YOUR INSTRUCTIONS = Transcribe the article about Denver's plan to renovate Boettcher Concert Hall word for word, from its headline through its final sentence.

=== DOCUMENT SECTION ===

Denver Finally Moving to Renovate Boettcher Concert Hall After 50 Years
The acoustically troubled home of the Colorado Symphony has needed an overhaul since the 1990s. A previous attempt collapsed in the 2008 financial crisis.
Denver is moving to overhaul Boettcher Concert Hall, the nearly 50-year-old home of the Colorado Symphony Orchestra that has long been criticized for poor acoustics, outdated systems, and accessibility shortcomings that have gone unaddressed for decades.
The city posted a request for design teams on July 21, 2026, seeking architects and engineers to plan a comprehensive renovation of the hall, which opened in 1978 as part of the Denver Performing Arts Complex. The work would touch almost every major system in the building: acoustics, seating, lighting, audiovisual technology, mechanical and electrical systems, ADA accessibility and circulation. Exterior work is also on the table. A new addition to the program is dedicated space for youth education, reflecting the Colorado Symphony's growing outreach efforts at a time when classical music attendance is aging nationally.

=== ENTRIES PROVIDED ===

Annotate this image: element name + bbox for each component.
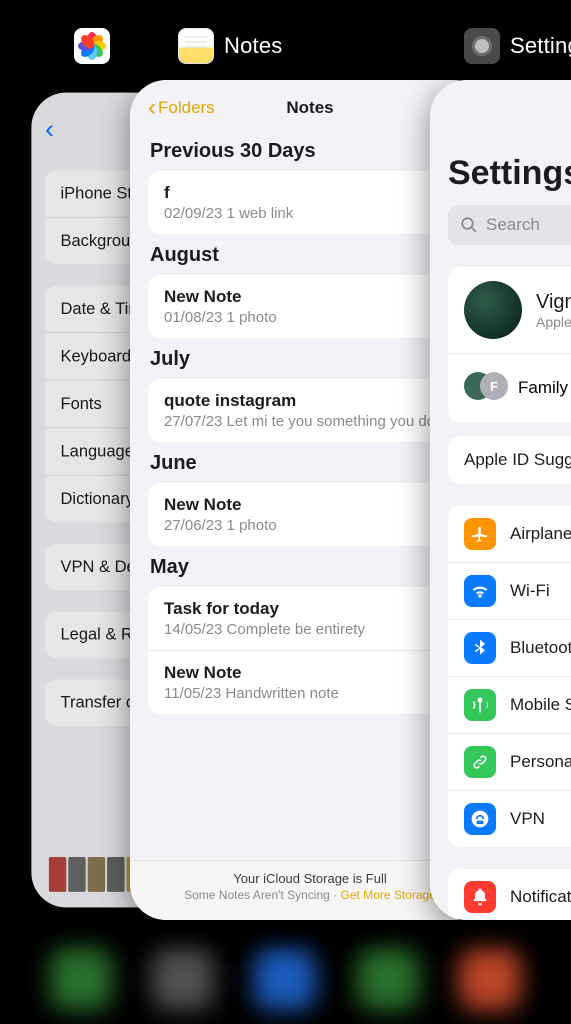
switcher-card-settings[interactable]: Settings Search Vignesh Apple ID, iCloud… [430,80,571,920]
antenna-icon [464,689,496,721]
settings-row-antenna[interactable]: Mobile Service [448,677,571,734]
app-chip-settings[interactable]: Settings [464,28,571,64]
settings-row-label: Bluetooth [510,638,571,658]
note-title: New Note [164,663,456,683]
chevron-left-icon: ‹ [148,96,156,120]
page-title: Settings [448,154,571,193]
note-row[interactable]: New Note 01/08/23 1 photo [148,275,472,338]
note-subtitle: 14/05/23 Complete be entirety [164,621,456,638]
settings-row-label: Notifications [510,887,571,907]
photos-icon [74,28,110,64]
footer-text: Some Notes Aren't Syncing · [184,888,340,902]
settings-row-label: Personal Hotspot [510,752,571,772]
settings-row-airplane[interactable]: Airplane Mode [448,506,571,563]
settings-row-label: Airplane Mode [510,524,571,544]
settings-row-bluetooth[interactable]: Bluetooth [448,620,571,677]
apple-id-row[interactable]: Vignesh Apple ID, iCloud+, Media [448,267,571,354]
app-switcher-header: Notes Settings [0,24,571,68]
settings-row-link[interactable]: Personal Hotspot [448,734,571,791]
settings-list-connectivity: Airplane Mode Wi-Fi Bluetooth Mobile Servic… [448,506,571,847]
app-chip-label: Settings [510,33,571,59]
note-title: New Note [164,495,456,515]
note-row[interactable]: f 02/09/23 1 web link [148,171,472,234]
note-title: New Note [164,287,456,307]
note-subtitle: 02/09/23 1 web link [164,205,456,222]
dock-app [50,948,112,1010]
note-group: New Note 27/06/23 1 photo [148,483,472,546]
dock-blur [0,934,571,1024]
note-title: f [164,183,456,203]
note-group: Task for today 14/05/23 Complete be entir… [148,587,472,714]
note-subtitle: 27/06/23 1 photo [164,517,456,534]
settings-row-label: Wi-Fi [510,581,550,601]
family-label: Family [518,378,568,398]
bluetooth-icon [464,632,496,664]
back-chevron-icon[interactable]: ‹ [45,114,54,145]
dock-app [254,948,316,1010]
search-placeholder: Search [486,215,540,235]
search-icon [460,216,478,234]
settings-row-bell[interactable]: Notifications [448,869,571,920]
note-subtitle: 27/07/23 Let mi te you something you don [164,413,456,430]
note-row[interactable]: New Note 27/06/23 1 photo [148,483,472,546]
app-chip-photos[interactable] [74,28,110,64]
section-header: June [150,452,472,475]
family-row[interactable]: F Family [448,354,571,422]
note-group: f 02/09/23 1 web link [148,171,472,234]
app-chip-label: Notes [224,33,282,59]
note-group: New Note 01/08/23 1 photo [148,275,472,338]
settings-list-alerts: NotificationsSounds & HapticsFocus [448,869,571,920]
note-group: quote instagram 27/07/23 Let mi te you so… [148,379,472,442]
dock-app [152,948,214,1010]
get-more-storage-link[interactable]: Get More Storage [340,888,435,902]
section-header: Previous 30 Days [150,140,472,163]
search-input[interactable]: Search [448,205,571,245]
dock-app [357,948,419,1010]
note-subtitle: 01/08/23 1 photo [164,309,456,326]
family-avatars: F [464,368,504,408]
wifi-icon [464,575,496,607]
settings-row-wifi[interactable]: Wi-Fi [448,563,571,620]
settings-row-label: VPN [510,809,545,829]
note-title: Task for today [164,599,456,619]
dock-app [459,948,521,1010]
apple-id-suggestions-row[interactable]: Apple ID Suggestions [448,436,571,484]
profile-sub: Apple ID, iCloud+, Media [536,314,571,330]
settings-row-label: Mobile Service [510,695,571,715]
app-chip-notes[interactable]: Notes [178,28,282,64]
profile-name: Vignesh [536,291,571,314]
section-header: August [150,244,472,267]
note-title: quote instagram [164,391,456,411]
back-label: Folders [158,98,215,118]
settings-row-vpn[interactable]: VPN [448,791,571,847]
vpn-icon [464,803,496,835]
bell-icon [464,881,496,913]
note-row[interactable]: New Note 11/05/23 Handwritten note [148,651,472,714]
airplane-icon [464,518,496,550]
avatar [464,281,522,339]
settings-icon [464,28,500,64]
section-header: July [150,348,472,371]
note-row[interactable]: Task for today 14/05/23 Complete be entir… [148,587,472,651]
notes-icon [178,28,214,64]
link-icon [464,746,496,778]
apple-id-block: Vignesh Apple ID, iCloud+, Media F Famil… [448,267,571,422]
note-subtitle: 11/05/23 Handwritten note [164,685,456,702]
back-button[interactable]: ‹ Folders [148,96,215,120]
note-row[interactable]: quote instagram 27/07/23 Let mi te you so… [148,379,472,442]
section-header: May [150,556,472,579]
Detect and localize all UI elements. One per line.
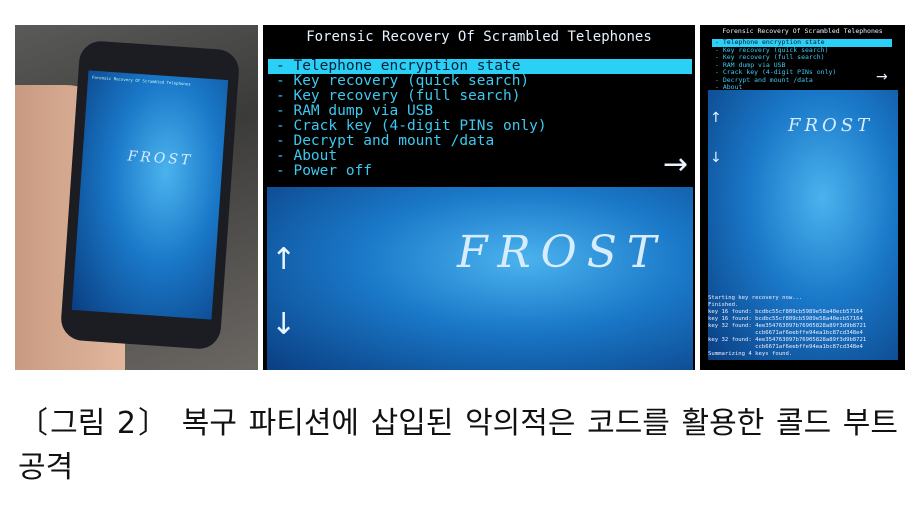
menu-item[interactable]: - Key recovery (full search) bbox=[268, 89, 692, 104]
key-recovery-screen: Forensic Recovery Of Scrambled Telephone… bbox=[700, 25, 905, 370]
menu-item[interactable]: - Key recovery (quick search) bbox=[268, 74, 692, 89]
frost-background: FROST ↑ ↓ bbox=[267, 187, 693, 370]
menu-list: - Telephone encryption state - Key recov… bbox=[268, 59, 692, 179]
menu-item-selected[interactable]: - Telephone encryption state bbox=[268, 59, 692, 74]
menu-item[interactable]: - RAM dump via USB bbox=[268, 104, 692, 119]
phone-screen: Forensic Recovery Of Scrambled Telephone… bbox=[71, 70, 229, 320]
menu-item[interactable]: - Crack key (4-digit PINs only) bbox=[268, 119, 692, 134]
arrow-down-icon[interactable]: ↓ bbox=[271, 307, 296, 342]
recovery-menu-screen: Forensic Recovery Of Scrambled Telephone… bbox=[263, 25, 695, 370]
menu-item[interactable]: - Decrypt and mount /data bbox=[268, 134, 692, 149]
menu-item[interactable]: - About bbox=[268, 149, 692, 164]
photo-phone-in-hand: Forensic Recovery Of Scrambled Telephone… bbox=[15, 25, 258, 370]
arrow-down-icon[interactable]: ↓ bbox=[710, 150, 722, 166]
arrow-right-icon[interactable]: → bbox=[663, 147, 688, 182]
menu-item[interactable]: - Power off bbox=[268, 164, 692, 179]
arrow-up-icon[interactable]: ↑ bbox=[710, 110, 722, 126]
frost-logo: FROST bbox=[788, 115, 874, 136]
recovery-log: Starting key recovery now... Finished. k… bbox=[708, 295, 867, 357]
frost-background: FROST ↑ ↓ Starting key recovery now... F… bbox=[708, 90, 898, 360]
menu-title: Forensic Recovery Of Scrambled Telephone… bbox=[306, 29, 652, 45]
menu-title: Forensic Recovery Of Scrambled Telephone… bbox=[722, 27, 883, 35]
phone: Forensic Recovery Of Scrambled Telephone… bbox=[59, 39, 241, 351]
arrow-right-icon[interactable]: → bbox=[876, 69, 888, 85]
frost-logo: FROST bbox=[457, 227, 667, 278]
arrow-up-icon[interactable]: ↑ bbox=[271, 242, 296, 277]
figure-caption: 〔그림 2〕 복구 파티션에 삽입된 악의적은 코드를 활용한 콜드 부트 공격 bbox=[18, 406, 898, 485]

===

RESPONSE BELOW =
Denver Finally Moving to Renovate Boettcher Concert Hall After 50 Years
The acoustically troubled home of the Colorado Symphony has needed an overhaul since the 1990s. A previous attempt collapsed in the 2008 financial crisis.
Denver is moving to overhaul Boettcher Concert Hall, the nearly 50-year-old home of the Colorado Symphony Orchestra that has long been criticized for poor acoustics, outdated systems, and accessibility shortcomings that have gone unaddressed for decades.
The city posted a request for design teams on July 21, 2026, seeking architects and engineers to plan a comprehensive renovation of the hall, which opened in 1978 as part of the Denver Performing Arts Complex. The work would touch almost every major system in the building: acoustics, seating, lighting, audiovisual technology, mechanical and electrical systems, ADA accessibility and circulation. Exterior work is also on the table. A new addition to the program is dedicated space for youth education, reflecting the Colorado Symphony's growing outreach efforts at a time when classical music attendance is aging nationally.